[Dataset rows about figures]
╔══

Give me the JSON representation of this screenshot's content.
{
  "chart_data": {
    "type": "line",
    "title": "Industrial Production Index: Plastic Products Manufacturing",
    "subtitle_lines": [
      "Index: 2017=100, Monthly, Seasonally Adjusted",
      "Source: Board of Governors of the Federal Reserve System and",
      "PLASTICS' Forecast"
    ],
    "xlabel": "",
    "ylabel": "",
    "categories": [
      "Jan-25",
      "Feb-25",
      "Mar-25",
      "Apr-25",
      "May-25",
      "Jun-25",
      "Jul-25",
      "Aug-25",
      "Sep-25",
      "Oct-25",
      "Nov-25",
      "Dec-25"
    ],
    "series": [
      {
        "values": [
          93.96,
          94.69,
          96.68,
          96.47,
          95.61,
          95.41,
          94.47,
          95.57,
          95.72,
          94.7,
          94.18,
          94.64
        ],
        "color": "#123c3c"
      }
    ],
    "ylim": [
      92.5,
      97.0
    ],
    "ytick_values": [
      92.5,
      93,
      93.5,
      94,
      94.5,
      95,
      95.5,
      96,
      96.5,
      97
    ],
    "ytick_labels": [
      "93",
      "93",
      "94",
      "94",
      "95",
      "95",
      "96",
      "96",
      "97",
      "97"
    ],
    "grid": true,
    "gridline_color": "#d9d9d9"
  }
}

╚══

_Exercise:_ From the listing above, collect each line in which the string "Index" appears.

_Result:_
    "title": "Industrial Production Index: Plastic Products Manufacturing",
      "Index: 2017=100, Monthly, Seasonally Adjusted",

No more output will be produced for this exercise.